(Stored data entries)
....
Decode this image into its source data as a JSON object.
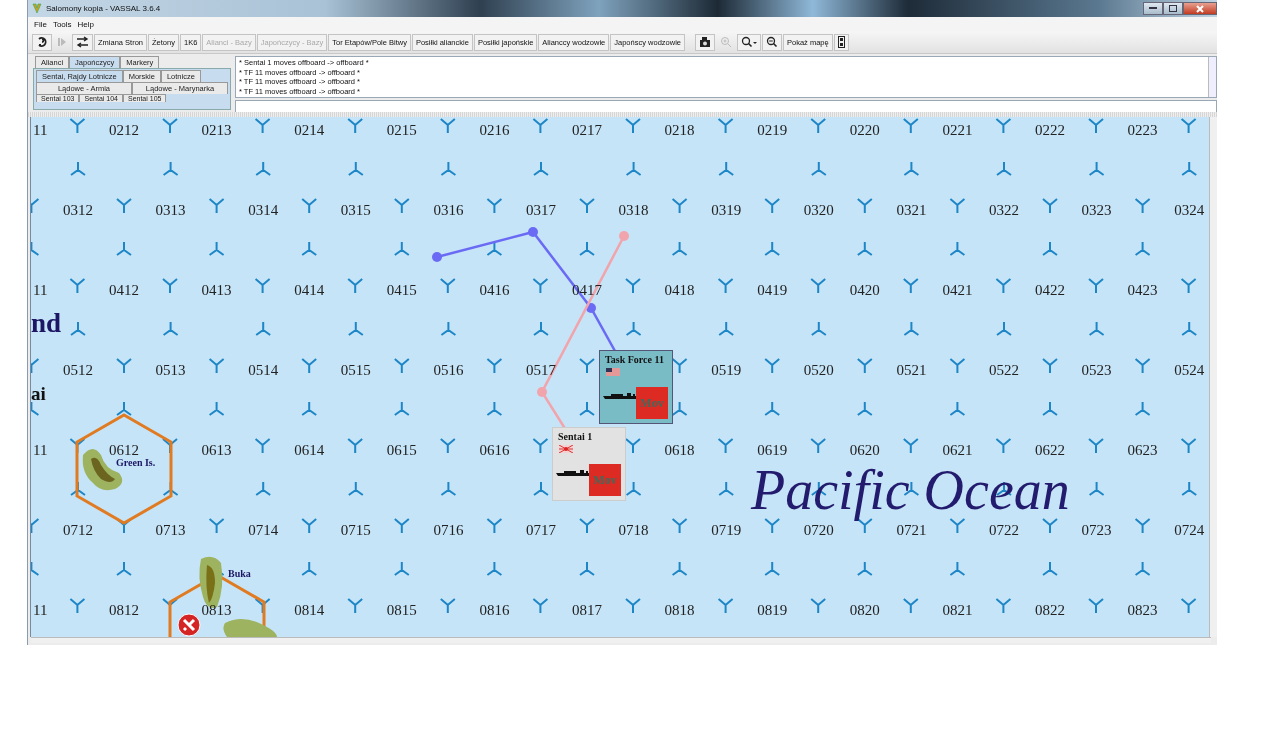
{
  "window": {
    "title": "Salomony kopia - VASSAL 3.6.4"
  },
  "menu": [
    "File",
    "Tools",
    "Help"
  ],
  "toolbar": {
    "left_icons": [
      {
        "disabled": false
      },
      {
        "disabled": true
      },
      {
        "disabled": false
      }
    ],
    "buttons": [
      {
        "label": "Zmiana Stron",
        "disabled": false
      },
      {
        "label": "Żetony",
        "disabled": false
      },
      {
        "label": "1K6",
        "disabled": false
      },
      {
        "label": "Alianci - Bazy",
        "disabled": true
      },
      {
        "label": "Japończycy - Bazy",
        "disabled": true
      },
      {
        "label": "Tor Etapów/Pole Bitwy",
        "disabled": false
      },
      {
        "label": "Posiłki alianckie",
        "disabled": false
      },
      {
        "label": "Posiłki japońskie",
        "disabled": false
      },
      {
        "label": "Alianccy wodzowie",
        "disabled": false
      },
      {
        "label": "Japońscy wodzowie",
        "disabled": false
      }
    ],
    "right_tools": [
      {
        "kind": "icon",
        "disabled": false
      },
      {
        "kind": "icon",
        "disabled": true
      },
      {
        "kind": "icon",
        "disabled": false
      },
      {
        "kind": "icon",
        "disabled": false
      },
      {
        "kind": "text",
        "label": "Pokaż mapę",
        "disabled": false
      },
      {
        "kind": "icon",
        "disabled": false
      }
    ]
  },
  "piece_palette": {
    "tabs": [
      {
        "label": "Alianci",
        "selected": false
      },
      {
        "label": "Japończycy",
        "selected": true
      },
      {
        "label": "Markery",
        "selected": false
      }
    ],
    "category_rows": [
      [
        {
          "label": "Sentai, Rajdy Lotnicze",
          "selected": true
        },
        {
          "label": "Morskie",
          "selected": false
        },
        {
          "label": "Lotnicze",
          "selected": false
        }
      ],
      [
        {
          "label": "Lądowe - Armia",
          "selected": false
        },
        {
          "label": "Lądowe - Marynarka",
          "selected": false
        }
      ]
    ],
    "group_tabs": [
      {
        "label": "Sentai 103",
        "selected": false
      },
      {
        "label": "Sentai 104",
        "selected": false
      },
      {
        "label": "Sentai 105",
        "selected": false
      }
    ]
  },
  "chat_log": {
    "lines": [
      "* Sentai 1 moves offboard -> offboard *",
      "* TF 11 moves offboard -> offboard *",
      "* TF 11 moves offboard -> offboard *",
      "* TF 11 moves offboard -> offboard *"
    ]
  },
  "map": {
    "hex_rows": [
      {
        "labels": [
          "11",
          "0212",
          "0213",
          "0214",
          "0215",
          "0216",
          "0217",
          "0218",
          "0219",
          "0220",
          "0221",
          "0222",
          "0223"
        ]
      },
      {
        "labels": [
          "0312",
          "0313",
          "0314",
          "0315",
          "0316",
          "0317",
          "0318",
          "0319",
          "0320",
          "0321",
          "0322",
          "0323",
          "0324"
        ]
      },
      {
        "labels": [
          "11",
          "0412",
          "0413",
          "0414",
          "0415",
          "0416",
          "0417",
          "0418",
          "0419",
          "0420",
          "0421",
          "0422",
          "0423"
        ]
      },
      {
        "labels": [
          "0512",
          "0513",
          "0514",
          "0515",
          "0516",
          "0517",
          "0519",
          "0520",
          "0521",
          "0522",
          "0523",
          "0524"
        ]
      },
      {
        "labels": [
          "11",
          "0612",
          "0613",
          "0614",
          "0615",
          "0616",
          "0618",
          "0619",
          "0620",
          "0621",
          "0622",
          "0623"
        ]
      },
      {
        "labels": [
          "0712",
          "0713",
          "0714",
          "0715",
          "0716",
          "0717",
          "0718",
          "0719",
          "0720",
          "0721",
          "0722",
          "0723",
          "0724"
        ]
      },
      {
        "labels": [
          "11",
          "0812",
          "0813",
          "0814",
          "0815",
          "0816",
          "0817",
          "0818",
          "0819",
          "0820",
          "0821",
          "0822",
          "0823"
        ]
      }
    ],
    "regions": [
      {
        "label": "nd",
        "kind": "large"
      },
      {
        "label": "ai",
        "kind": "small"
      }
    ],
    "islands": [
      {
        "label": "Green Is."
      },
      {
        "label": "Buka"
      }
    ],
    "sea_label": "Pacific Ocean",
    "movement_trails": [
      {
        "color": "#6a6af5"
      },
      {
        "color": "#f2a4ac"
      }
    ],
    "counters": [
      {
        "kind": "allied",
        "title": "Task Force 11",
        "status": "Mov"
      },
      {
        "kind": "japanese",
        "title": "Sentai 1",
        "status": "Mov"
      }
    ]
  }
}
....
• TASK DETAILS
Output the data above without changes, apart from leaving out the pictures.

• SOLUTION FOR THIS EXERCISE
Decode this image into its source data as a JSON object.
{
  "window": {
    "title": "Salomony kopia - VASSAL 3.6.4"
  },
  "menu": [
    "File",
    "Tools",
    "Help"
  ],
  "toolbar": {
    "left_icons": [
      {
        "disabled": false
      },
      {
        "disabled": true
      },
      {
        "disabled": false
      }
    ],
    "buttons": [
      {
        "label": "Zmiana Stron",
        "disabled": false
      },
      {
        "label": "Żetony",
        "disabled": false
      },
      {
        "label": "1K6",
        "disabled": false
      },
      {
        "label": "Alianci - Bazy",
        "disabled": true
      },
      {
        "label": "Japończycy - Bazy",
        "disabled": true
      },
      {
        "label": "Tor Etapów/Pole Bitwy",
        "disabled": false
      },
      {
        "label": "Posiłki alianckie",
        "disabled": false
      },
      {
        "label": "Posiłki japońskie",
        "disabled": false
      },
      {
        "label": "Alianccy wodzowie",
        "disabled": false
      },
      {
        "label": "Japońscy wodzowie",
        "disabled": false
      }
    ],
    "right_tools": [
      {
        "kind": "icon",
        "disabled": false
      },
      {
        "kind": "icon",
        "disabled": true
      },
      {
        "kind": "icon",
        "disabled": false
      },
      {
        "kind": "icon",
        "disabled": false
      },
      {
        "kind": "text",
        "label": "Pokaż mapę",
        "disabled": false
      },
      {
        "kind": "icon",
        "disabled": false
      }
    ]
  },
  "piece_palette": {
    "tabs": [
      {
        "label": "Alianci",
        "selected": false
      },
      {
        "label": "Japończycy",
        "selected": true
      },
      {
        "label": "Markery",
        "selected": false
      }
    ],
    "category_rows": [
      [
        {
          "label": "Sentai, Rajdy Lotnicze",
          "selected": true
        },
        {
          "label": "Morskie",
          "selected": false
        },
        {
          "label": "Lotnicze",
          "selected": false
        }
      ],
      [
        {
          "label": "Lądowe - Armia",
          "selected": false
        },
        {
          "label": "Lądowe - Marynarka",
          "selected": false
        }
      ]
    ],
    "group_tabs": [
      {
        "label": "Sentai 103",
        "selected": false
      },
      {
        "label": "Sentai 104",
        "selected": false
      },
      {
        "label": "Sentai 105",
        "selected": false
      }
    ]
  },
  "chat_log": {
    "lines": [
      "* Sentai 1 moves offboard -> offboard *",
      "* TF 11 moves offboard -> offboard *",
      "* TF 11 moves offboard -> offboard *",
      "* TF 11 moves offboard -> offboard *"
    ]
  },
  "map": {
    "hex_rows": [
      {
        "labels": [
          "11",
          "0212",
          "0213",
          "0214",
          "0215",
          "0216",
          "0217",
          "0218",
          "0219",
          "0220",
          "0221",
          "0222",
          "0223"
        ]
      },
      {
        "labels": [
          "0312",
          "0313",
          "0314",
          "0315",
          "0316",
          "0317",
          "0318",
          "0319",
          "0320",
          "0321",
          "0322",
          "0323",
          "0324"
        ]
      },
      {
        "labels": [
          "11",
          "0412",
          "0413",
          "0414",
          "0415",
          "0416",
          "0417",
          "0418",
          "0419",
          "0420",
          "0421",
          "0422",
          "0423"
        ]
      },
      {
        "labels": [
          "0512",
          "0513",
          "0514",
          "0515",
          "0516",
          "0517",
          "0519",
          "0520",
          "0521",
          "0522",
          "0523",
          "0524"
        ]
      },
      {
        "labels": [
          "11",
          "0612",
          "0613",
          "0614",
          "0615",
          "0616",
          "0618",
          "0619",
          "0620",
          "0621",
          "0622",
          "0623"
        ]
      },
      {
        "labels": [
          "0712",
          "0713",
          "0714",
          "0715",
          "0716",
          "0717",
          "0718",
          "0719",
          "0720",
          "0721",
          "0722",
          "0723",
          "0724"
        ]
      },
      {
        "labels": [
          "11",
          "0812",
          "0813",
          "0814",
          "0815",
          "0816",
          "0817",
          "0818",
          "0819",
          "0820",
          "0821",
          "0822",
          "0823"
        ]
      }
    ],
    "regions": [
      {
        "label": "nd",
        "kind": "large"
      },
      {
        "label": "ai",
        "kind": "small"
      }
    ],
    "islands": [
      {
        "label": "Green Is."
      },
      {
        "label": "Buka"
      }
    ],
    "sea_label": "Pacific Ocean",
    "movement_trails": [
      {
        "color": "#6a6af5"
      },
      {
        "color": "#f2a4ac"
      }
    ],
    "counters": [
      {
        "kind": "allied",
        "title": "Task Force 11",
        "status": "Mov"
      },
      {
        "kind": "japanese",
        "title": "Sentai 1",
        "status": "Mov"
      }
    ]
  }
}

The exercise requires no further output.